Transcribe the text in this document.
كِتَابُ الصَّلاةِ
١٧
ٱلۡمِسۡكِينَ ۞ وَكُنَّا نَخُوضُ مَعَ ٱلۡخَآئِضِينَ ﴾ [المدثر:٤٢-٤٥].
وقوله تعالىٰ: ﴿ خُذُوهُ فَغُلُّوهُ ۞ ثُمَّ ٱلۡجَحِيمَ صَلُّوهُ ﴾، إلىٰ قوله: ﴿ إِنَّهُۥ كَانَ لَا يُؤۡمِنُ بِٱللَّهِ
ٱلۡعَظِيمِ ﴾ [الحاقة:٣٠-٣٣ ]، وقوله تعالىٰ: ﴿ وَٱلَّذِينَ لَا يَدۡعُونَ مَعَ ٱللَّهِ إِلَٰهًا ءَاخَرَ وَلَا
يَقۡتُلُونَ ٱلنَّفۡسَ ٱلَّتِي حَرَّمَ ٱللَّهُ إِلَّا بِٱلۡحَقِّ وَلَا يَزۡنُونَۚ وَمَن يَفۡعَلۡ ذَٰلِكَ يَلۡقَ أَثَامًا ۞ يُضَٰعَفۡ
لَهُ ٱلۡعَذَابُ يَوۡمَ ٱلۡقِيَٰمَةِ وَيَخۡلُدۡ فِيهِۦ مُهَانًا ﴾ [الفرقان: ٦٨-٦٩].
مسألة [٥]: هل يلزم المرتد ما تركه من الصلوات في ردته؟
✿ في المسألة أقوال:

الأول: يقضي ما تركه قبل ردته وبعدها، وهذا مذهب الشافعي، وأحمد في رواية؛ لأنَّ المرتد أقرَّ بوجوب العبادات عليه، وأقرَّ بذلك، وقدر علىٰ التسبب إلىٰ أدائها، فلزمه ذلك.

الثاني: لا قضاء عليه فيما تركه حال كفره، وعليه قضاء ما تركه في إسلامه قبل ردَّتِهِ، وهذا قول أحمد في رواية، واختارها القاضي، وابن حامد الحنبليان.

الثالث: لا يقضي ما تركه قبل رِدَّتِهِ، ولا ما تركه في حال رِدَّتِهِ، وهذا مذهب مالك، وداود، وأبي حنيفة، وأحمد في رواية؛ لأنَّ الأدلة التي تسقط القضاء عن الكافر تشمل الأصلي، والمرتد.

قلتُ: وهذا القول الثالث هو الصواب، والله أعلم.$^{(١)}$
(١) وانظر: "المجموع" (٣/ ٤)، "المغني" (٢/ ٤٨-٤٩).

********

__What the exercise asks__:
From the listing, copy each line containing the word "تعالى".

__Completed task__:
وقوله تعالىٰ: ﴿ خُذُوهُ فَغُلُّوهُ ۞ ثُمَّ ٱلۡجَحِيمَ صَلُّوهُ ﴾، إلىٰ قوله: ﴿ إِنَّهُۥ كَانَ لَا يُؤۡمِنُ بِٱللَّهِ
ٱلۡعَظِيمِ ﴾ [الحاقة:٣٠-٣٣ ]، وقوله تعالىٰ: ﴿ وَٱلَّذِينَ لَا يَدۡعُونَ مَعَ ٱللَّهِ إِلَٰهًا ءَاخَرَ وَلَا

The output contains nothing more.